▶ [EXERCISE AIM]:
Transcribe the rows verbatim, starting with the first row and ending with the line that contains "- x-coordinate-cell: 526103,22: [243, 1319, 403, 1349]". Include both ends.

▶ [RAW DATA]:
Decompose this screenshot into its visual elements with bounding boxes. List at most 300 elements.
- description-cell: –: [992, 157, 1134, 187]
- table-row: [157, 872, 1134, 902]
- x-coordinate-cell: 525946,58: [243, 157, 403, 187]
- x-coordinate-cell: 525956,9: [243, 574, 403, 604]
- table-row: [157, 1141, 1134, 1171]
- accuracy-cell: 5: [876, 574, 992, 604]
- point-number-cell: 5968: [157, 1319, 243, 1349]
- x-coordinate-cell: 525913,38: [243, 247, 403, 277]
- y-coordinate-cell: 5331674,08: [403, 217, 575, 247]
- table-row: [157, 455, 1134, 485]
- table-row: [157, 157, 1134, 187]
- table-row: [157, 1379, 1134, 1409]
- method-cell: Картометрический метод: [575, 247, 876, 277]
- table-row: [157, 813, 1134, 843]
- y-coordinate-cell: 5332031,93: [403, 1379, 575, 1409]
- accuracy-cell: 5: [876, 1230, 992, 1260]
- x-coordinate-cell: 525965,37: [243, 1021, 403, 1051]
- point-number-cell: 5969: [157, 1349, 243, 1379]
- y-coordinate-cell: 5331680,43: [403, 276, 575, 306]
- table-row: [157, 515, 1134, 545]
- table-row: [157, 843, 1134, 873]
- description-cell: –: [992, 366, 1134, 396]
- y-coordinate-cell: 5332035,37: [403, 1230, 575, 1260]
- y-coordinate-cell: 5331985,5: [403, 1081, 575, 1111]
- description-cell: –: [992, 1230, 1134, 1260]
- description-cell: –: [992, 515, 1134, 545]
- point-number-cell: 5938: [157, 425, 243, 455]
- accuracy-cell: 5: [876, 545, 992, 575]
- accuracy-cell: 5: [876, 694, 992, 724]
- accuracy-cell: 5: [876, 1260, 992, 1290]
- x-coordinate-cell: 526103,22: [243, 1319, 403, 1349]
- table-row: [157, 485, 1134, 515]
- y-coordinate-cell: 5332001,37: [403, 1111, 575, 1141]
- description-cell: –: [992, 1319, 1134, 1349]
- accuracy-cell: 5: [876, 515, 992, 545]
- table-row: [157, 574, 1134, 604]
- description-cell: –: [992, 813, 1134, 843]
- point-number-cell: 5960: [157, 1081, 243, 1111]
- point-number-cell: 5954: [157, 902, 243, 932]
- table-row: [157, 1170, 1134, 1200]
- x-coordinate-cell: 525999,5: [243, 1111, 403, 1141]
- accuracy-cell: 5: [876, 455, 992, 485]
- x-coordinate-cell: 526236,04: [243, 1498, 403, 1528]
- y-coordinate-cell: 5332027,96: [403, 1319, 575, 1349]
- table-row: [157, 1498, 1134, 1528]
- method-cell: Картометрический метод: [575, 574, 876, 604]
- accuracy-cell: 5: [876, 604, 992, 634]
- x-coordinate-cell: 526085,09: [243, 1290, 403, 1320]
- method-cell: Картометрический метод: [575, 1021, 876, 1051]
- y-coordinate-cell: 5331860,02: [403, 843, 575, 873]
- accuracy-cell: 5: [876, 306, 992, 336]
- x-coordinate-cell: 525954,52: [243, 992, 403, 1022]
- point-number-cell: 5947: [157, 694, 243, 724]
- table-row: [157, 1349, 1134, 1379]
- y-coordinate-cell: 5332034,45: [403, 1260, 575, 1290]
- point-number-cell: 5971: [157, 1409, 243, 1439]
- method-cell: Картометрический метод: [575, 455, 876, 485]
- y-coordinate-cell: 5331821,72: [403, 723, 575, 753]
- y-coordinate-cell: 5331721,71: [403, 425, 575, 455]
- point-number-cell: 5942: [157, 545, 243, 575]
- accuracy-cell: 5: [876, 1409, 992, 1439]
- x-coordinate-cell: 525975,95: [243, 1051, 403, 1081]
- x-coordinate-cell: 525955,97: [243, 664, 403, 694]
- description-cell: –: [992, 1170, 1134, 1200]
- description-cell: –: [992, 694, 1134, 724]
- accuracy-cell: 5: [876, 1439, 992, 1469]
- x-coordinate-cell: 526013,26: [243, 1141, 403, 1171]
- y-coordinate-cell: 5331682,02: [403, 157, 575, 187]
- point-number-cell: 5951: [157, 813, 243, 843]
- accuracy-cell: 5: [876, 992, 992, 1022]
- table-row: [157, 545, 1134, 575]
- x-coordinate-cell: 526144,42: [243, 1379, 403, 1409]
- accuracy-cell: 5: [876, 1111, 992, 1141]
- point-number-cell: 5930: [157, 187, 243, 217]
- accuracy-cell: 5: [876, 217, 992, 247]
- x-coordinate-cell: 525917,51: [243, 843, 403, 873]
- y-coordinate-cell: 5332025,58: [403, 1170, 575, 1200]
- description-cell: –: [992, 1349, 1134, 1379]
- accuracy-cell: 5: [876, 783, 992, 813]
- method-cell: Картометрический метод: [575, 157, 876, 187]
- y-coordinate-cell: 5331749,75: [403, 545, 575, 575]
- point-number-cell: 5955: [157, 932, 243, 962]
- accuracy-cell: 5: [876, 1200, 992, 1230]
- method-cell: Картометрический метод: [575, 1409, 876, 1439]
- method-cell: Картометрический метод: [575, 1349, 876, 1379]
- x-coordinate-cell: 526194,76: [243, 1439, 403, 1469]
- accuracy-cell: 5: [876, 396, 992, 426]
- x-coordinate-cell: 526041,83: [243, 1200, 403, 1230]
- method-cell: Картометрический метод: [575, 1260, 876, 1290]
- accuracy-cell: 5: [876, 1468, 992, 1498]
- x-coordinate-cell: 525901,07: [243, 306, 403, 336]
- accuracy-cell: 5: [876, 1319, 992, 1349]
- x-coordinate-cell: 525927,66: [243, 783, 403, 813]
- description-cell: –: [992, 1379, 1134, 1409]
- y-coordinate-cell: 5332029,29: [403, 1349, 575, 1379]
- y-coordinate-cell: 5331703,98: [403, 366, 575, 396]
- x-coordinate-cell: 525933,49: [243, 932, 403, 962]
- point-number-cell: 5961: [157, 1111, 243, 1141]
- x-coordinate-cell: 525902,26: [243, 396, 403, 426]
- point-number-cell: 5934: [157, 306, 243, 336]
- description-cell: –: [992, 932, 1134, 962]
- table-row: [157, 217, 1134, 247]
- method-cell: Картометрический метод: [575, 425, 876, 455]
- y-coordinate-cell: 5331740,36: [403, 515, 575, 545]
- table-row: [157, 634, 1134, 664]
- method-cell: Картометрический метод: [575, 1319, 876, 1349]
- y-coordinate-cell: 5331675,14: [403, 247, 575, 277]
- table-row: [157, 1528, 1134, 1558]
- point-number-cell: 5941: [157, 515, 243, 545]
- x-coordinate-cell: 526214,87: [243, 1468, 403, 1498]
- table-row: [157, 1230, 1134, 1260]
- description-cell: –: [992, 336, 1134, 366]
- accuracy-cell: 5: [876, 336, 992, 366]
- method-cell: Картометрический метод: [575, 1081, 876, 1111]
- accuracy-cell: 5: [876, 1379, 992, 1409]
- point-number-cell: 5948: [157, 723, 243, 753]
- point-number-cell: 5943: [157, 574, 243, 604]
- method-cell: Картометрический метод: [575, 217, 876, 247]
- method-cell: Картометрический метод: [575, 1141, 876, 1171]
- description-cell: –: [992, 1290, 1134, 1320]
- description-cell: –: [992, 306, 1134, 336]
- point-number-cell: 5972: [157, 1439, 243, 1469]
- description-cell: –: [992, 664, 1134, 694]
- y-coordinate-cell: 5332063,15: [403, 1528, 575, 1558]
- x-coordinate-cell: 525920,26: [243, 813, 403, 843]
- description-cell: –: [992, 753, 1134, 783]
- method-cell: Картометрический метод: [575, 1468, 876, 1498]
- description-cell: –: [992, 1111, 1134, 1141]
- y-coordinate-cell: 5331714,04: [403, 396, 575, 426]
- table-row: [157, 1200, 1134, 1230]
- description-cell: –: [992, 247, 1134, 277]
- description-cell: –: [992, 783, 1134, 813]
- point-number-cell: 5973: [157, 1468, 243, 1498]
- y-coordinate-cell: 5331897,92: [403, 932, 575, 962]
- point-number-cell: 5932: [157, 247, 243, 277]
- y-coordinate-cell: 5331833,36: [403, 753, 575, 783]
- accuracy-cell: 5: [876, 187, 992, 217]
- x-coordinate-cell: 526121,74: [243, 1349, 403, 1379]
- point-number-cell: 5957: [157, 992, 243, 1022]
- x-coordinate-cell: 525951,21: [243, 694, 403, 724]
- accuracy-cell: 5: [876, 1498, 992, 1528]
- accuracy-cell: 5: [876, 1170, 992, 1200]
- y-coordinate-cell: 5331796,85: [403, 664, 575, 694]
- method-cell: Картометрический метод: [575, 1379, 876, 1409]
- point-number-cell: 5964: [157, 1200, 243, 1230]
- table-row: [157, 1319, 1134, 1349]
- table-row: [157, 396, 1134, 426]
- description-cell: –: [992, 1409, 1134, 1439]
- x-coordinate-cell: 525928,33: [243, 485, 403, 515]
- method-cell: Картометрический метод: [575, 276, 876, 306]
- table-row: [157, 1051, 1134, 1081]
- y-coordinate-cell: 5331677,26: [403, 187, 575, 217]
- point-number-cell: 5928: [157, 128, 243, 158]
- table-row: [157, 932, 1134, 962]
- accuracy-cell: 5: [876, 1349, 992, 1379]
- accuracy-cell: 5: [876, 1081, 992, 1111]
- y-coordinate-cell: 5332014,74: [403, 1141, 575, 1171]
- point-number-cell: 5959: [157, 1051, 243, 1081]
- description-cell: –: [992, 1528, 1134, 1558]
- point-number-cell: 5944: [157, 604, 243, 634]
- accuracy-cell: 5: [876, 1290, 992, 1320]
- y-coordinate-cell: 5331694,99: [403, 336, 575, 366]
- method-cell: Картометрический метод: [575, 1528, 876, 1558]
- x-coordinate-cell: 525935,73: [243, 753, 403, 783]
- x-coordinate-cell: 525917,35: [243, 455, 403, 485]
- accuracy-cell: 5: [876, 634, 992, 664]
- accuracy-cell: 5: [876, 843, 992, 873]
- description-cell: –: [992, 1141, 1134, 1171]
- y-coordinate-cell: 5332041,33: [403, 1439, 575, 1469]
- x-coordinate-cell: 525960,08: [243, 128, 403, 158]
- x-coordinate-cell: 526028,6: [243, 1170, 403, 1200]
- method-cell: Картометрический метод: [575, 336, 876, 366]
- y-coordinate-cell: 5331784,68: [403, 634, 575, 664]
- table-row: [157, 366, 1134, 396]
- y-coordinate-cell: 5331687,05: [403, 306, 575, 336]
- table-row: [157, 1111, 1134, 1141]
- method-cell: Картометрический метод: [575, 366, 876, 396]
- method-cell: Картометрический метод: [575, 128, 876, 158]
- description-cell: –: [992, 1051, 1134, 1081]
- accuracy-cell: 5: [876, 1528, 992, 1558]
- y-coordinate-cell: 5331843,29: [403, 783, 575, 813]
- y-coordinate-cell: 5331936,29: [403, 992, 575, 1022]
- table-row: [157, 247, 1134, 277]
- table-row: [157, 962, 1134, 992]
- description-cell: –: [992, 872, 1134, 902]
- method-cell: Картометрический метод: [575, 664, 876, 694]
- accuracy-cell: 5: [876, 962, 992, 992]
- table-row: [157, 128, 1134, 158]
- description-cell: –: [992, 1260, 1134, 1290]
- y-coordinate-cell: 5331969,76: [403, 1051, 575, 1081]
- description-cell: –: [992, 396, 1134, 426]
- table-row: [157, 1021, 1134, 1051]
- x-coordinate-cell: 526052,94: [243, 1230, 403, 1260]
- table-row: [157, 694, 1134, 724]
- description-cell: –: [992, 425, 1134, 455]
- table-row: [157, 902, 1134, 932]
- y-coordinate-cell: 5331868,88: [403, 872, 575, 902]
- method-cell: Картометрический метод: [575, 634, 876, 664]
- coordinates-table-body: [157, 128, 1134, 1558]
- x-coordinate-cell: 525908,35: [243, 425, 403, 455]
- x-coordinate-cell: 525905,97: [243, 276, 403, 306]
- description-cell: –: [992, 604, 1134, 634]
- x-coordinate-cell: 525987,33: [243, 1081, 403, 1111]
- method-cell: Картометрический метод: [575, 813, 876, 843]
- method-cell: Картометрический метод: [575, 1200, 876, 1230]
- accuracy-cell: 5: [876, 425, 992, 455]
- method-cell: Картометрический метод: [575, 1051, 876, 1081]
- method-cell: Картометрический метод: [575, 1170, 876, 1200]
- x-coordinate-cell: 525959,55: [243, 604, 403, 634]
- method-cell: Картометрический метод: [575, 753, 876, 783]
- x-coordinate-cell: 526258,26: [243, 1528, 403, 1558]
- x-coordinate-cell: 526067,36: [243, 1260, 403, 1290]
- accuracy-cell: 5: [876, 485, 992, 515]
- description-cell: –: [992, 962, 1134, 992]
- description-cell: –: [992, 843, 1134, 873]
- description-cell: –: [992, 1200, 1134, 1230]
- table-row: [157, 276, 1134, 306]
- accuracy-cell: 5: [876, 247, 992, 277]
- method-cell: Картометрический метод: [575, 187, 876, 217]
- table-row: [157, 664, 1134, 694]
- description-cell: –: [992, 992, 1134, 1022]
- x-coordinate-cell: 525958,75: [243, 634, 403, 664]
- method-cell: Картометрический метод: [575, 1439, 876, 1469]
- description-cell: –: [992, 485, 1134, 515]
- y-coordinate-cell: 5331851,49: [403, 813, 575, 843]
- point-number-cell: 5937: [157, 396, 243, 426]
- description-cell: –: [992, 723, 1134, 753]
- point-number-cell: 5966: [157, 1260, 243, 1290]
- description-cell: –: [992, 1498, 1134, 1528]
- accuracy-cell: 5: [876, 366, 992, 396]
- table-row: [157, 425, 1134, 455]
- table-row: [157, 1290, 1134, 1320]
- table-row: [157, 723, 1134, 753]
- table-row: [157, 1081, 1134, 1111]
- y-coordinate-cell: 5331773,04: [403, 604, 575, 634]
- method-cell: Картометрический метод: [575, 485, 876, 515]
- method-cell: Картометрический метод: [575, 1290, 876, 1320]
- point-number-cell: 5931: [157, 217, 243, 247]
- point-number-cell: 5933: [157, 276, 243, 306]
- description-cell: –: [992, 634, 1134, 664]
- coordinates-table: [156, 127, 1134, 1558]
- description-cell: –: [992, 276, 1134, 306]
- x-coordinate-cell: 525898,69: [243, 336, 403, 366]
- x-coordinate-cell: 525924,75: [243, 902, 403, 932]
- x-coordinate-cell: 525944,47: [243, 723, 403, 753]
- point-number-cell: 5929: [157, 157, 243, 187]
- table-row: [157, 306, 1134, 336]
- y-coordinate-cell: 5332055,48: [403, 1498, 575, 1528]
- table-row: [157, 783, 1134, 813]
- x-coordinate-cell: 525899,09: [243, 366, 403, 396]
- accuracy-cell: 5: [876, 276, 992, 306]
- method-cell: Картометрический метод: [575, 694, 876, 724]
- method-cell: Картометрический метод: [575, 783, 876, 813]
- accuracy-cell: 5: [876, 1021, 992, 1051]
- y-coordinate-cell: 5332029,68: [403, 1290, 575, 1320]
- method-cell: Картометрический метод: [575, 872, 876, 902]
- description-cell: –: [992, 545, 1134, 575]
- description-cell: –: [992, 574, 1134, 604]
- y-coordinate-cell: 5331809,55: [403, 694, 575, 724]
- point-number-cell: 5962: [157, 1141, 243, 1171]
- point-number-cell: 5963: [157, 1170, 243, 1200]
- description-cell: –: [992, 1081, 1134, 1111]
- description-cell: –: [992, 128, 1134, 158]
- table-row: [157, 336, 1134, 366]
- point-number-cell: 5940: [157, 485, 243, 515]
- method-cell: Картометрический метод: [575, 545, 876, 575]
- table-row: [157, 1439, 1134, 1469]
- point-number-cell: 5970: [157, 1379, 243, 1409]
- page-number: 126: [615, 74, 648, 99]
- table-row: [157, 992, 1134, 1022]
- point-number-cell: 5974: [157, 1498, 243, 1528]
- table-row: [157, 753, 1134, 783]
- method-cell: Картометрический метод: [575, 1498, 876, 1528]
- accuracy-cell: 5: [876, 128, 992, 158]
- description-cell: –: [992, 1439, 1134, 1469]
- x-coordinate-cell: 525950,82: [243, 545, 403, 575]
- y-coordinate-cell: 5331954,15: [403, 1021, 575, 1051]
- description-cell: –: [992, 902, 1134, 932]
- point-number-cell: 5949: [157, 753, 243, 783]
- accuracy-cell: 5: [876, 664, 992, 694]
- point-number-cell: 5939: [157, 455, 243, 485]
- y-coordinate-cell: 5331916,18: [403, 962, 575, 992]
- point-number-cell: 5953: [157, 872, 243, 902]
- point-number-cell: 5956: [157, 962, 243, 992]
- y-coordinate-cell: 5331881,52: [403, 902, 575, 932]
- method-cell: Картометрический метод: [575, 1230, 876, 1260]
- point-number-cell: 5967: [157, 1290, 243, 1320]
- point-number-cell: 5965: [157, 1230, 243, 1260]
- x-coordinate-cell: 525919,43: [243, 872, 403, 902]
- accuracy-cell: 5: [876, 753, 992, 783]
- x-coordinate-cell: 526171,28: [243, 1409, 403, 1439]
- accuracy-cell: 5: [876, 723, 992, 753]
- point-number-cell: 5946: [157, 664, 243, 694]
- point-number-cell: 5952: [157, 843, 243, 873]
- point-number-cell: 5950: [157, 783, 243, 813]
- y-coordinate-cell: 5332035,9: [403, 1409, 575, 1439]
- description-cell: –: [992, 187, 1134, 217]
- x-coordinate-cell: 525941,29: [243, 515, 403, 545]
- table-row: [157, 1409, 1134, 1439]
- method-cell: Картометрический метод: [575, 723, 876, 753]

▶ [WRITTEN RESPONSE]:
Decompose this screenshot into its visual elements with bounding boxes. List at most 300 elements.
- description-cell: –: [992, 157, 1134, 187]
- table-row: [157, 872, 1134, 902]
- x-coordinate-cell: 525946,58: [243, 157, 403, 187]
- x-coordinate-cell: 525956,9: [243, 574, 403, 604]
- table-row: [157, 1141, 1134, 1171]
- accuracy-cell: 5: [876, 574, 992, 604]
- point-number-cell: 5968: [157, 1319, 243, 1349]
- x-coordinate-cell: 525913,38: [243, 247, 403, 277]
- y-coordinate-cell: 5331674,08: [403, 217, 575, 247]
- table-row: [157, 455, 1134, 485]
- table-row: [157, 157, 1134, 187]
- table-row: [157, 1379, 1134, 1409]
- method-cell: Картометрический метод: [575, 247, 876, 277]
- table-row: [157, 813, 1134, 843]
- y-coordinate-cell: 5332031,93: [403, 1379, 575, 1409]
- accuracy-cell: 5: [876, 1230, 992, 1260]
- x-coordinate-cell: 525965,37: [243, 1021, 403, 1051]
- point-number-cell: 5969: [157, 1349, 243, 1379]
- y-coordinate-cell: 5331680,43: [403, 276, 575, 306]
- table-row: [157, 515, 1134, 545]
- table-row: [157, 843, 1134, 873]
- description-cell: –: [992, 366, 1134, 396]
- y-coordinate-cell: 5332035,37: [403, 1230, 575, 1260]
- y-coordinate-cell: 5331985,5: [403, 1081, 575, 1111]
- description-cell: –: [992, 1230, 1134, 1260]
- description-cell: –: [992, 515, 1134, 545]
- point-number-cell: 5938: [157, 425, 243, 455]
- accuracy-cell: 5: [876, 545, 992, 575]
- accuracy-cell: 5: [876, 694, 992, 724]
- accuracy-cell: 5: [876, 1260, 992, 1290]
- x-coordinate-cell: 526103,22: [243, 1319, 403, 1349]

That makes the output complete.